● **How to complete this task**
Among the records below, determine how many lines have the word "үүрэгтэй" in them; output only the number.

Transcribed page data
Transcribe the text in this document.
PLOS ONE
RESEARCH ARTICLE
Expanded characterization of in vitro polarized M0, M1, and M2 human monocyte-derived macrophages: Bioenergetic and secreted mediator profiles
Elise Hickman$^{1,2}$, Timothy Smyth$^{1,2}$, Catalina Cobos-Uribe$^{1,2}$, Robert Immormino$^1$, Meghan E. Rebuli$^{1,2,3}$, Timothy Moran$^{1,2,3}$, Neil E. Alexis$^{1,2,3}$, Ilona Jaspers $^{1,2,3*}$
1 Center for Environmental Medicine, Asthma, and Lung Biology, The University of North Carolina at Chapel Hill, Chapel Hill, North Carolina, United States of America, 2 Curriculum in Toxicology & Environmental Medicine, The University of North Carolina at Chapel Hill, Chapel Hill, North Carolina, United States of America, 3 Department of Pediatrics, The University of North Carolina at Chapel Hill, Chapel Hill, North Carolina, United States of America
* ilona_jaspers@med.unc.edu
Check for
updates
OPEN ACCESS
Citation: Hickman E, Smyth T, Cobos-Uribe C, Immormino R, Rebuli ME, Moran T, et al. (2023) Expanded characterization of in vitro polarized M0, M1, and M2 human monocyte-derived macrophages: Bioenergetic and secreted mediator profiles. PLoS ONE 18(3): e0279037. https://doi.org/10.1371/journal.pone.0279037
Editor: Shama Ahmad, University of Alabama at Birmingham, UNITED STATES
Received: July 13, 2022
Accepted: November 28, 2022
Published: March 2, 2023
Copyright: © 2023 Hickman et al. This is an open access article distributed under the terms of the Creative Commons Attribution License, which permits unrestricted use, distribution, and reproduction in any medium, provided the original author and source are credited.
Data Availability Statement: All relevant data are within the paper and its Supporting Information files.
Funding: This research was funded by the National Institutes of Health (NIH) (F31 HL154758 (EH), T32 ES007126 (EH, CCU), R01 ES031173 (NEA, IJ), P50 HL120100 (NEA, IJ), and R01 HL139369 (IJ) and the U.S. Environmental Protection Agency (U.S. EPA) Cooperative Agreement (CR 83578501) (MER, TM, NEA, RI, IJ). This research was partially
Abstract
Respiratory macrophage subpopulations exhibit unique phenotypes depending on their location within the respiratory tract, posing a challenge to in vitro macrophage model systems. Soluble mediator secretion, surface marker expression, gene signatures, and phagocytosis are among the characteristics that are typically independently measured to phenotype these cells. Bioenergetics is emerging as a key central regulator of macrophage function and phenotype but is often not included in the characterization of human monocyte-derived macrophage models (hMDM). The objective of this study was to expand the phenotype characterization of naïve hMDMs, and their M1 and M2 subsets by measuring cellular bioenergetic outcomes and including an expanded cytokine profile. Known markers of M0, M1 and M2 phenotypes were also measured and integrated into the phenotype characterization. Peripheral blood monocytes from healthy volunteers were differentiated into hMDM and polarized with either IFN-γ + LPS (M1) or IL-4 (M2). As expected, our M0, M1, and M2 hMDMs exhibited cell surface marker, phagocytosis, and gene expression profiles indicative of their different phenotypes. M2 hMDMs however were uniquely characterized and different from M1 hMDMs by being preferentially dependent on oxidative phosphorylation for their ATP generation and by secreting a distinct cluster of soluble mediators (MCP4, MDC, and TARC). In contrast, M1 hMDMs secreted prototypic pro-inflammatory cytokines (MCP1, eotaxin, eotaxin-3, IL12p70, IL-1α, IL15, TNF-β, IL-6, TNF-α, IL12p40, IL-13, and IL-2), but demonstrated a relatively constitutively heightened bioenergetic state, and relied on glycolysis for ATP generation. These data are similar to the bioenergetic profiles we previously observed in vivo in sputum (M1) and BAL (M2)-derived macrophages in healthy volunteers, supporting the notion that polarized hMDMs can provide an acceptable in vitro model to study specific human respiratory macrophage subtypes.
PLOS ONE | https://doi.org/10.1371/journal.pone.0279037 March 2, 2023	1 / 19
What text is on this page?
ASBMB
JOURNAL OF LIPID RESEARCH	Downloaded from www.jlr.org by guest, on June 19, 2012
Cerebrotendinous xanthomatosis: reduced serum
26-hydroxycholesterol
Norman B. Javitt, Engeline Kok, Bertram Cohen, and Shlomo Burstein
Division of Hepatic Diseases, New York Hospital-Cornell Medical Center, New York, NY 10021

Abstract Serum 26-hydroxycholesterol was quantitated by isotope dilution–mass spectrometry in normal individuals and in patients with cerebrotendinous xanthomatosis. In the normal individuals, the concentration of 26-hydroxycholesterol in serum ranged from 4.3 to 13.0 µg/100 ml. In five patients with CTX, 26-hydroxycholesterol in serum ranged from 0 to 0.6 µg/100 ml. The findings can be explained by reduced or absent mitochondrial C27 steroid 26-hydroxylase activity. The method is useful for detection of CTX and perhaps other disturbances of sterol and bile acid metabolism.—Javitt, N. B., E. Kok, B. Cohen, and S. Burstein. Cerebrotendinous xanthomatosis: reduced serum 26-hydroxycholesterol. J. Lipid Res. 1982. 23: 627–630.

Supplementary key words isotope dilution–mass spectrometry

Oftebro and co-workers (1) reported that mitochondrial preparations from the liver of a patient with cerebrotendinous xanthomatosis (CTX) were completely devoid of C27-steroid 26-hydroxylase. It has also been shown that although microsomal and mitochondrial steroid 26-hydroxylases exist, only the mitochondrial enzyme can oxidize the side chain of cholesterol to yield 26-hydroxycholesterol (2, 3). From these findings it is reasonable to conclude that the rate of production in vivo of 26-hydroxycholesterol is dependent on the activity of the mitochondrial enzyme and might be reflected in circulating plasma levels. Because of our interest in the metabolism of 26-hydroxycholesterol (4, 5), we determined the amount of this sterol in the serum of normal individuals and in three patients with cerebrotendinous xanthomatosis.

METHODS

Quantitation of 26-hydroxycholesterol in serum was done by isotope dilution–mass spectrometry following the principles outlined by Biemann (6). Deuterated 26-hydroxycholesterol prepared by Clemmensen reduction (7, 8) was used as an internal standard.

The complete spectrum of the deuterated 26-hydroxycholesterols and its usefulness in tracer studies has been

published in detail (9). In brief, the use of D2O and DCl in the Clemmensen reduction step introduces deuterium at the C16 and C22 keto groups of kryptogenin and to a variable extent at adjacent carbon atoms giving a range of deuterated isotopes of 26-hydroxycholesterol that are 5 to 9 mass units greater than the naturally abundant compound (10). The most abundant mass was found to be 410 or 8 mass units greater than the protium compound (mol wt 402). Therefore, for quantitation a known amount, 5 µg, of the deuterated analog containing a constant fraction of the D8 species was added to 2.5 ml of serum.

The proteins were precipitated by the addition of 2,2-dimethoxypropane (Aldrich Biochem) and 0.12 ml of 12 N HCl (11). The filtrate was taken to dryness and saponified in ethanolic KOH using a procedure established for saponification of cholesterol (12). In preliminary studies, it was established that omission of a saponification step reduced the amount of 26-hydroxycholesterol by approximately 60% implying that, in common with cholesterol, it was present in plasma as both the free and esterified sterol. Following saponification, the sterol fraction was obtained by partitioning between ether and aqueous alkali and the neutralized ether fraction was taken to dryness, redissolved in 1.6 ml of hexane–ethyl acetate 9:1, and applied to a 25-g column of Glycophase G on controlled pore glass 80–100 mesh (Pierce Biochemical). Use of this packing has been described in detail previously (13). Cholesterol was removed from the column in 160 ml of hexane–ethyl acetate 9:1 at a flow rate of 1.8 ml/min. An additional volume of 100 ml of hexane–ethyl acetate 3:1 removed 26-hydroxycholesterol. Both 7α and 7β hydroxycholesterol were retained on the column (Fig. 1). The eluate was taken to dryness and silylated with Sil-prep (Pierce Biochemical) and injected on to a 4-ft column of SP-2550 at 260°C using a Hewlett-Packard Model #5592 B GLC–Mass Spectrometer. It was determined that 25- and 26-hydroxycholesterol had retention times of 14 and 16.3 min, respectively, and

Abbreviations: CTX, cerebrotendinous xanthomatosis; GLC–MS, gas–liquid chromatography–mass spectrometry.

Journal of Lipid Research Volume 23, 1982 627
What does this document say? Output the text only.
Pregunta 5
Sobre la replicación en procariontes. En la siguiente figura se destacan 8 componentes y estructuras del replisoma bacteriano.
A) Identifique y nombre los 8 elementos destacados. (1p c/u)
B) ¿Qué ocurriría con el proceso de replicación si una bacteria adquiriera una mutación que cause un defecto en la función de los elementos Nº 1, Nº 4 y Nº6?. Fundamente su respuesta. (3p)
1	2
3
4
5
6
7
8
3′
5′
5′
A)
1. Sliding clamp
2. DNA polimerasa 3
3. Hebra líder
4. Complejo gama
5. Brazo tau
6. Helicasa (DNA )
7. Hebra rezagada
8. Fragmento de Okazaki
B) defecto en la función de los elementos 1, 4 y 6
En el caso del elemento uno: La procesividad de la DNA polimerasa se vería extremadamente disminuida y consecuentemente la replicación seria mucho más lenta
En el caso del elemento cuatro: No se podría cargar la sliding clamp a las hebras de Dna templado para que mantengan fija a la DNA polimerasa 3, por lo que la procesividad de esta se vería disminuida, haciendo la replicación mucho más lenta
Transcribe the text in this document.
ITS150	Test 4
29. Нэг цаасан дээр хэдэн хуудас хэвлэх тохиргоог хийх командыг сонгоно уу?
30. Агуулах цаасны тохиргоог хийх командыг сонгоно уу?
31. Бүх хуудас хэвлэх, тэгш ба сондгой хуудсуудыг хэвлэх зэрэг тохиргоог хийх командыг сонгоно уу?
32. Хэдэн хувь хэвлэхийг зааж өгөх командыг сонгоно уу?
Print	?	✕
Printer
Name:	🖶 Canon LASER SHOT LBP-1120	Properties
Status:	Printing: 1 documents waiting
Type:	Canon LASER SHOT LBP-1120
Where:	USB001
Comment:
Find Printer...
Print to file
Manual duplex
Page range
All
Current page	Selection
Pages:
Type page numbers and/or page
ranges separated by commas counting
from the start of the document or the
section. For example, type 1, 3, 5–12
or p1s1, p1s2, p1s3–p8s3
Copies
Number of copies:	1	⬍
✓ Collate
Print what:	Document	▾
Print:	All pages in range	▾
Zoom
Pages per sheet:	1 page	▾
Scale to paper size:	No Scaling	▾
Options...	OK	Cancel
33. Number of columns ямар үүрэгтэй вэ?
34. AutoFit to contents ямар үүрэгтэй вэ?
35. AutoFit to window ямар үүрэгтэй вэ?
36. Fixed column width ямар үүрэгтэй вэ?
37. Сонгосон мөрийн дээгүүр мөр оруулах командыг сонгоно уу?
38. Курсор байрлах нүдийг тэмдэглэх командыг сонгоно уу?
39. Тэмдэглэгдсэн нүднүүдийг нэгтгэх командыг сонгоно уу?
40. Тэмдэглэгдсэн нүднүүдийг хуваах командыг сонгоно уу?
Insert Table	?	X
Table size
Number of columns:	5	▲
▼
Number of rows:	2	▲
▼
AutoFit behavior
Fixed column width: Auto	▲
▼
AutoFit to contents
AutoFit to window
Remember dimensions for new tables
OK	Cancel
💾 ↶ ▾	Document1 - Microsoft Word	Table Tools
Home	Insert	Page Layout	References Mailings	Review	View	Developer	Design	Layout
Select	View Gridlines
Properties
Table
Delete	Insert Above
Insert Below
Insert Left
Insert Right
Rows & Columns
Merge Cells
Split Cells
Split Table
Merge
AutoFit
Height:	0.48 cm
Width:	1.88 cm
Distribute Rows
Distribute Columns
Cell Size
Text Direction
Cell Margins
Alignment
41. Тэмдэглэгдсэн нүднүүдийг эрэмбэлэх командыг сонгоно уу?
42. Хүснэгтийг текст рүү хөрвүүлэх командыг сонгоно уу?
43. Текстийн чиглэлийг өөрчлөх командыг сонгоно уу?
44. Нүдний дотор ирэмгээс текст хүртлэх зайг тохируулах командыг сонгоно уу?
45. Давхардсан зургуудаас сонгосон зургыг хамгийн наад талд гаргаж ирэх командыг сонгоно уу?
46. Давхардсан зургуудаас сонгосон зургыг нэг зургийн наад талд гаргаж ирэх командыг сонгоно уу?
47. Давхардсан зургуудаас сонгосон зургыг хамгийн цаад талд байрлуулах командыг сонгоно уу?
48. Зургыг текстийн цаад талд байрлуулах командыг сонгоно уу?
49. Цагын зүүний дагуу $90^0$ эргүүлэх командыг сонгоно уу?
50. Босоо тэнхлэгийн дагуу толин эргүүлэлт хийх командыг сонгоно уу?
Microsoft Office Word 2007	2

● **Answer for the task**
4